Description of the task
Write out every entry exactly as it stands.

╭─ Items

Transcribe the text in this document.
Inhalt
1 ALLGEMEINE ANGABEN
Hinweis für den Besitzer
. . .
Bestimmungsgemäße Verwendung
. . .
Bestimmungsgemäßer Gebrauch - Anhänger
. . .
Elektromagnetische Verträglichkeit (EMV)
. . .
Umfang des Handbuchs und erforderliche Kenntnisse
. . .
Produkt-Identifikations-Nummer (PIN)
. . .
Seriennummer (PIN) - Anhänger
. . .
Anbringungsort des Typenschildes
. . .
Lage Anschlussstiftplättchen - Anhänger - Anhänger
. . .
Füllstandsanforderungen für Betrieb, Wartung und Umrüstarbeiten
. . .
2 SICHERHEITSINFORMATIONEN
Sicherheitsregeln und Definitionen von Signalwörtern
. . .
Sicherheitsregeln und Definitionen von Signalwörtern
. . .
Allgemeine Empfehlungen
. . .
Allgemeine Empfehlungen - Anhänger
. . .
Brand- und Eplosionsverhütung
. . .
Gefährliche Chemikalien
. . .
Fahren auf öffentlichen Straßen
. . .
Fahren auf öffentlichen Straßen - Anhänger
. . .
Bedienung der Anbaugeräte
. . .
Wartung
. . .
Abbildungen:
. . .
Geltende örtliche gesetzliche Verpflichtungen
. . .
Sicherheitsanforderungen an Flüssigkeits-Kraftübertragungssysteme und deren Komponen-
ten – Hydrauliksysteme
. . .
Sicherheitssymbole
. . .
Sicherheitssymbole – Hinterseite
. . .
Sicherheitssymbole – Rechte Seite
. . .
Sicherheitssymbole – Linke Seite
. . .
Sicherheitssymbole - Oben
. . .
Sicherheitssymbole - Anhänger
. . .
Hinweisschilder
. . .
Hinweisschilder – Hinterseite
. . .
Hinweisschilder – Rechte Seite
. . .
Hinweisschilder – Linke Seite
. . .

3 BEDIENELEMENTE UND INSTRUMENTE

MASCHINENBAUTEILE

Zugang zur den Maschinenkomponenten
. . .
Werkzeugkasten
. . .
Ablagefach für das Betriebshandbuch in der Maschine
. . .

╰─

Written response
Transcribe the text in this document.
Inhalt
1 ALLGEMEINE ANGABEN
Hinweis für den Besitzer
. . .
Bestimmungsgemäße Verwendung
. . .
Bestimmungsgemäßer Gebrauch - Anhänger
. . .
Elektromagnetische Verträglichkeit (EMV)
. . .
Umfang des Handbuchs und erforderliche Kenntnisse
. . .
Produkt-Identifikations-Nummer (PIN)
. . .
Seriennummer (PIN) - Anhänger
. . .
Anbringungsort des Typenschildes
. . .
Lage Anschlussstiftplättchen - Anhänger - Anhänger
. . .
Füllstandsanforderungen für Betrieb, Wartung und Umrüstarbeiten
. . .
2 SICHERHEITSINFORMATIONEN
Sicherheitsregeln und Definitionen von Signalwörtern
. . .
Sicherheitsregeln und Definitionen von Signalwörtern
. . .
Allgemeine Empfehlungen
. . .
Allgemeine Empfehlungen - Anhänger
. . .
Brand- und Eplosionsverhütung
. . .
Gefährliche Chemikalien
. . .
Fahren auf öffentlichen Straßen
. . .
Fahren auf öffentlichen Straßen - Anhänger
. . .
Bedienung der Anbaugeräte
. . .
Wartung
. . .
Abbildungen:
. . .
Geltende örtliche gesetzliche Verpflichtungen
. . .
Sicherheitsanforderungen an Flüssigkeits-Kraftübertragungssysteme und deren Komponen-
ten – Hydrauliksysteme
. . .
Sicherheitssymbole
. . .
Sicherheitssymbole – Hinterseite
. . .
Sicherheitssymbole – Rechte Seite
. . .
Sicherheitssymbole – Linke Seite
. . .
Sicherheitssymbole - Oben
. . .
Sicherheitssymbole - Anhänger
. . .
Hinweisschilder
. . .
Hinweisschilder – Hinterseite
. . .
Hinweisschilder – Rechte Seite
. . .
Hinweisschilder – Linke Seite
. . .

3 BEDIENELEMENTE UND INSTRUMENTE

MASCHINENBAUTEILE

Zugang zur den Maschinenkomponenten
. . .
Werkzeugkasten
. . .
Ablagefach für das Betriebshandbuch in der Maschine
. . .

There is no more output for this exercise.